Reading passage ::
┄┄┄┄┄┄┄┄┄┄

LOS ANGELES (CNS) - Angelenos across the city, who have criminal records, will have the opportunity to permanently seal their records under SB 731, starting July 1, Sen. María Elena Durazo, D-Los Angeles, announced Friday.
In a joint news conference Friday morning at the steps of City Hall, Durazo, Councilmember Curren Price, several coalitions and community organizations discussed how the new legislation would impact not only Angelenos but also Californians. SB 731 was signed into law last fall by Gov. Gavin Newsom, making California the first state in American history to allow almost all old convictions on a person's criminal record to be permanently sealed.
"What SB 731 does is allow men and women who are living with old convictions, many 30 to 40 years old, to have the opportunity to participate in life with equality and to have the opportunity to go and look for housing without wondering if something that happened in 1980 would come up," said Saun Hough with Californians for Safety and Justice. "It allows Californians to have the opportunity to be the parents that they would chose to be by participating in their children's programs at school."
According to Hough, it was their intention to pass legislation that would remove the barriers to employment, education, and housing for millions of Californians and well over a quarter million of Angelenos.
"It allows me and us the opportunity to be judged by the content of our character today and not the mistakes that we made 30 to 40 years ago," Hough said.
Durazo said the passing of SB 731 would not have occurred if it was not for the hard work and dedication of the men and women who put themselves on the line. Many of those people are part of community organizations and coalitions such as Anti-Recidivism Coalition, Los Angeles Area Re-entry Partnership, Homeboy Industries and TimeDone California, who participated in Friday's press conference.
"When an individual completes their sentence, they should have already 'paid their debt to society.' They did everything that was told and expected of them," Durazo said. "They accepted responsibility for their actions."

┄┄┄┄┄┄┄┄┄┄

Extracted data ::
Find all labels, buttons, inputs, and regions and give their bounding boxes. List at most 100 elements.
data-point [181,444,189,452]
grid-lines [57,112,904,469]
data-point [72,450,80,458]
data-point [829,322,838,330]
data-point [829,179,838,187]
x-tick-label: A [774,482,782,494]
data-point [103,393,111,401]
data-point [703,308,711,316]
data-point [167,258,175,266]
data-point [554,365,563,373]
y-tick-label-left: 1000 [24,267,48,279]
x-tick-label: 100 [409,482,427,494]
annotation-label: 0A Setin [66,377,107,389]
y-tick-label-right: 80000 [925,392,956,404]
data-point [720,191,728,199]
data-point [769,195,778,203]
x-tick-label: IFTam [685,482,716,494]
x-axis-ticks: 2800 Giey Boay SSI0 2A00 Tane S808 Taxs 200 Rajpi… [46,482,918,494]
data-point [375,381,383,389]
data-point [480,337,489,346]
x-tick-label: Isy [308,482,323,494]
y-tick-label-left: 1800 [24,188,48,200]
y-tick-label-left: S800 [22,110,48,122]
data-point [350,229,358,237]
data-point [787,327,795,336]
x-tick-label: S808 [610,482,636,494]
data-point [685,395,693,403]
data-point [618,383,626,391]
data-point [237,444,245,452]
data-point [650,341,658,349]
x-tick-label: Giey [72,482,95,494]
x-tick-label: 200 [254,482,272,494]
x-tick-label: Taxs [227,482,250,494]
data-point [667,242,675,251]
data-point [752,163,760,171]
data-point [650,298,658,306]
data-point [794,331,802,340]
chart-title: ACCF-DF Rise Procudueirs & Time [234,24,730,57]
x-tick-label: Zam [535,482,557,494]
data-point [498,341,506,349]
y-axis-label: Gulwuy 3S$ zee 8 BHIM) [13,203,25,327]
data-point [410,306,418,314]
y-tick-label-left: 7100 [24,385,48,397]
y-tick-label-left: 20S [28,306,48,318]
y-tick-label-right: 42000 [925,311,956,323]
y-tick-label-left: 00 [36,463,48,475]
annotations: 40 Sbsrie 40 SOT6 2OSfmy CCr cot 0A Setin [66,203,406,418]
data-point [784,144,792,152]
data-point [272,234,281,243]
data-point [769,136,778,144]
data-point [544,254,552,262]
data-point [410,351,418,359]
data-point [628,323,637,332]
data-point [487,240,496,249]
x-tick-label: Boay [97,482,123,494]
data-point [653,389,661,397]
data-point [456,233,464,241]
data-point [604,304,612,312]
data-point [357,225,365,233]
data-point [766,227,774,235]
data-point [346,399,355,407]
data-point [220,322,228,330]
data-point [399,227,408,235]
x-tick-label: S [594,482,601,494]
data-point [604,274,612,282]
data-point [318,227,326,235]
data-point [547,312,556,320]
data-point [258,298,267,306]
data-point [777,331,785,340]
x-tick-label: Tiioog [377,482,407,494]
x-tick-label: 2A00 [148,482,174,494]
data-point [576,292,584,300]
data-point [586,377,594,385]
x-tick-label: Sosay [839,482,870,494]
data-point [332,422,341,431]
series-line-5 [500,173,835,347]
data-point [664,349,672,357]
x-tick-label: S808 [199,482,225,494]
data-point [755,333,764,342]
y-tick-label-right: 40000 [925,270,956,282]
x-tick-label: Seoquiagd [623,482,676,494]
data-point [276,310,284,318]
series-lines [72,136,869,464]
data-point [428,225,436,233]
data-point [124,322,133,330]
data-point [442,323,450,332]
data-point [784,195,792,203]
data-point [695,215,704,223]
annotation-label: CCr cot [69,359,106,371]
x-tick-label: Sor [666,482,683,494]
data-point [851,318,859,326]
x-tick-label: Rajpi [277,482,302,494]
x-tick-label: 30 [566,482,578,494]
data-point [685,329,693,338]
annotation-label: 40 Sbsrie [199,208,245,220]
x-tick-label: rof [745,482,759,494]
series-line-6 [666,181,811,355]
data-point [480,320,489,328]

┄┄┄┄┄┄┄┄┄┄

Exercises ::
**1)** Using the news report on SB 731, decide whether each statement agrees with it: (a) SB 731 was signed into law by Gov. Gavin Newsom. (b) The news conference was held on Friday afternoon. (c) Saun Hough spoke on behalf of the Anti-Recidivism Coalition. Answer yes or no for each, quoting the words of the report that decide it.
**2)** According to the news report on SB 731, on what date can people begin sealing their records under the law?

Results by task ::
**1)**
(a) Yes: "SB 731 was signed into law last fall by Gov. Gavin Newsom"
(b) No: "In a joint news conference Friday morning at the steps of City Hall"
(c) No: "said Saun Hough with Californians for Safety and Justice"

**2)** July 1.